■ **Exercise requirements**:
Copy the data below from its first line up to and including the line with "move-back-button[interactable]: ‹: [356, 459, 379, 481]", replacing every "member-checkbox" with "member-tickbox" and changing nothing else.

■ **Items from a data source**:
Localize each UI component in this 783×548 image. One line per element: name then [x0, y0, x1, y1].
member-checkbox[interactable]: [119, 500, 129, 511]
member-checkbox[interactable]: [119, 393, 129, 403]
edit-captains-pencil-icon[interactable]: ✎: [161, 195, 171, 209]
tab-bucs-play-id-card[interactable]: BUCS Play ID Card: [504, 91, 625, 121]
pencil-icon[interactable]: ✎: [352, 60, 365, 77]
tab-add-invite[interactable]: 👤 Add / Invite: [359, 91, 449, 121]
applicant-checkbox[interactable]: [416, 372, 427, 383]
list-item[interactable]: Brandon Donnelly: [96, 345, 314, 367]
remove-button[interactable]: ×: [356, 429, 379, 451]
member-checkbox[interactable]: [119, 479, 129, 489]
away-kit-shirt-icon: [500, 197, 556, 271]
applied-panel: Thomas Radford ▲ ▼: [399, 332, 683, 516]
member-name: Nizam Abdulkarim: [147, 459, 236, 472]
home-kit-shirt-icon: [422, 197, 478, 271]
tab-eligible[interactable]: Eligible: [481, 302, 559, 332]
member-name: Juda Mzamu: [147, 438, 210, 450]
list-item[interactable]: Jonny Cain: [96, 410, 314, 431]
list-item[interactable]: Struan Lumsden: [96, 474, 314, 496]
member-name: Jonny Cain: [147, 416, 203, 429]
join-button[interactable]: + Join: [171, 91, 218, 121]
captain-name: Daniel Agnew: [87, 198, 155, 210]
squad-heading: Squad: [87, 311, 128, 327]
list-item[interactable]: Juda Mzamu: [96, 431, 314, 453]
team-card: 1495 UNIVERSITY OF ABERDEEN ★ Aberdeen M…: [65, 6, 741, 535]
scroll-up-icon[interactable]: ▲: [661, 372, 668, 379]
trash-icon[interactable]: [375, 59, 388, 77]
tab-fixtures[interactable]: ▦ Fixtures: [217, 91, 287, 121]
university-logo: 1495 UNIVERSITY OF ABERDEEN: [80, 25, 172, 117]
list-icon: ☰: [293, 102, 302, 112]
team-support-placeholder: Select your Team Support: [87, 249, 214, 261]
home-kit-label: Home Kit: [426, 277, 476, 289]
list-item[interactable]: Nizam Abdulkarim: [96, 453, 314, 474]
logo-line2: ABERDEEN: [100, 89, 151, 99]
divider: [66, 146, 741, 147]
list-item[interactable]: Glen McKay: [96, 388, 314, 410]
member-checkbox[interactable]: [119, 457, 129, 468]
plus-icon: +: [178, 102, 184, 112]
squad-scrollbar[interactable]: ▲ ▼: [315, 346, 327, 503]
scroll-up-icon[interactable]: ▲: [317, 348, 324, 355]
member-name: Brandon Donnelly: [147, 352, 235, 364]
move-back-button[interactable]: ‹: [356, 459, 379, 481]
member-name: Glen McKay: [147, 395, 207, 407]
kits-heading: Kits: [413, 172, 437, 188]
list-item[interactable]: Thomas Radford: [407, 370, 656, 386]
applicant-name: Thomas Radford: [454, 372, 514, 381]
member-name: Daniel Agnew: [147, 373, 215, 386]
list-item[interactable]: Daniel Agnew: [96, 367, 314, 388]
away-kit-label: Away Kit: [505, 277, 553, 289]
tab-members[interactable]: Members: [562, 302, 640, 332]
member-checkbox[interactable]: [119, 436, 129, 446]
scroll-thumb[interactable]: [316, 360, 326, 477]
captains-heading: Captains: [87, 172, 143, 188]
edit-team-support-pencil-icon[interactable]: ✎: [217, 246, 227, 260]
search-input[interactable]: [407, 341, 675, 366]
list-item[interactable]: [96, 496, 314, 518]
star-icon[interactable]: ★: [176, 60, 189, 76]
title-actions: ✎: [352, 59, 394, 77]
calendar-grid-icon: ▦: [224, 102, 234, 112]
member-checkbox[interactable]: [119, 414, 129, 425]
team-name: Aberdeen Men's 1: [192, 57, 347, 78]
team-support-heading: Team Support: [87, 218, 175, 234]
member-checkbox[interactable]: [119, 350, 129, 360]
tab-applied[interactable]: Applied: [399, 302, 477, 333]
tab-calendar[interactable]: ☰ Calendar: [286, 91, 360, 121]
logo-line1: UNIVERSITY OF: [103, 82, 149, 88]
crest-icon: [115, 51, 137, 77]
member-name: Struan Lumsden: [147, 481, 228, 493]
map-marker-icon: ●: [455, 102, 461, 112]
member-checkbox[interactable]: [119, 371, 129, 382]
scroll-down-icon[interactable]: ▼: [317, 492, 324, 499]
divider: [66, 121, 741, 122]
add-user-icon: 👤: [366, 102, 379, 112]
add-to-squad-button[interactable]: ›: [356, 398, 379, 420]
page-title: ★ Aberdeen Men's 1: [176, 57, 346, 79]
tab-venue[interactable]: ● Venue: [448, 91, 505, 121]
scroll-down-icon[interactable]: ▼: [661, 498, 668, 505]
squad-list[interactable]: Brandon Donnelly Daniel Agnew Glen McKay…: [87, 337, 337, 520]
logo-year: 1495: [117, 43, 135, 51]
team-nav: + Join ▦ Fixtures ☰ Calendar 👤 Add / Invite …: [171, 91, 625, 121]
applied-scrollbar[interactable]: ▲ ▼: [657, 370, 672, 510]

■ **Solved problem**:
Localize each UI component in this 783×548 image. One line per element: name then [x0, y0, x1, y1].
member-tickbox[interactable]: [119, 500, 129, 511]
member-tickbox[interactable]: [119, 393, 129, 403]
edit-captains-pencil-icon[interactable]: ✎: [161, 195, 171, 209]
tab-bucs-play-id-card[interactable]: BUCS Play ID Card: [504, 91, 625, 121]
pencil-icon[interactable]: ✎: [352, 60, 365, 77]
tab-add-invite[interactable]: 👤 Add / Invite: [359, 91, 449, 121]
applicant-checkbox[interactable]: [416, 372, 427, 383]
list-item[interactable]: Brandon Donnelly: [96, 345, 314, 367]
remove-button[interactable]: ×: [356, 429, 379, 451]
member-tickbox[interactable]: [119, 479, 129, 489]
away-kit-shirt-icon: [500, 197, 556, 271]
applied-panel: Thomas Radford ▲ ▼: [399, 332, 683, 516]
member-name: Nizam Abdulkarim: [147, 459, 236, 472]
home-kit-shirt-icon: [422, 197, 478, 271]
tab-eligible[interactable]: Eligible: [481, 302, 559, 332]
member-name: Juda Mzamu: [147, 438, 210, 450]
list-item[interactable]: Jonny Cain: [96, 410, 314, 431]
list-item[interactable]: Struan Lumsden: [96, 474, 314, 496]
member-name: Jonny Cain: [147, 416, 203, 429]
join-button[interactable]: + Join: [171, 91, 218, 121]
captain-name: Daniel Agnew: [87, 198, 155, 210]
squad-heading: Squad: [87, 311, 128, 327]
list-item[interactable]: Juda Mzamu: [96, 431, 314, 453]
team-card: 1495 UNIVERSITY OF ABERDEEN ★ Aberdeen M…: [65, 6, 741, 535]
scroll-up-icon[interactable]: ▲: [661, 372, 668, 379]
trash-icon[interactable]: [375, 59, 388, 77]
tab-fixtures[interactable]: ▦ Fixtures: [217, 91, 287, 121]
university-logo: 1495 UNIVERSITY OF ABERDEEN: [80, 25, 172, 117]
list-icon: ☰: [293, 102, 302, 112]
team-support-placeholder: Select your Team Support: [87, 249, 214, 261]
home-kit-label: Home Kit: [426, 277, 476, 289]
list-item[interactable]: Nizam Abdulkarim: [96, 453, 314, 474]
logo-line2: ABERDEEN: [100, 89, 151, 99]
divider: [66, 146, 741, 147]
list-item[interactable]: Glen McKay: [96, 388, 314, 410]
member-tickbox[interactable]: [119, 457, 129, 468]
plus-icon: +: [178, 102, 184, 112]
squad-scrollbar[interactable]: ▲ ▼: [315, 346, 327, 503]
scroll-up-icon[interactable]: ▲: [317, 348, 324, 355]
member-name: Brandon Donnelly: [147, 352, 235, 364]
move-back-button[interactable]: ‹: [356, 459, 379, 481]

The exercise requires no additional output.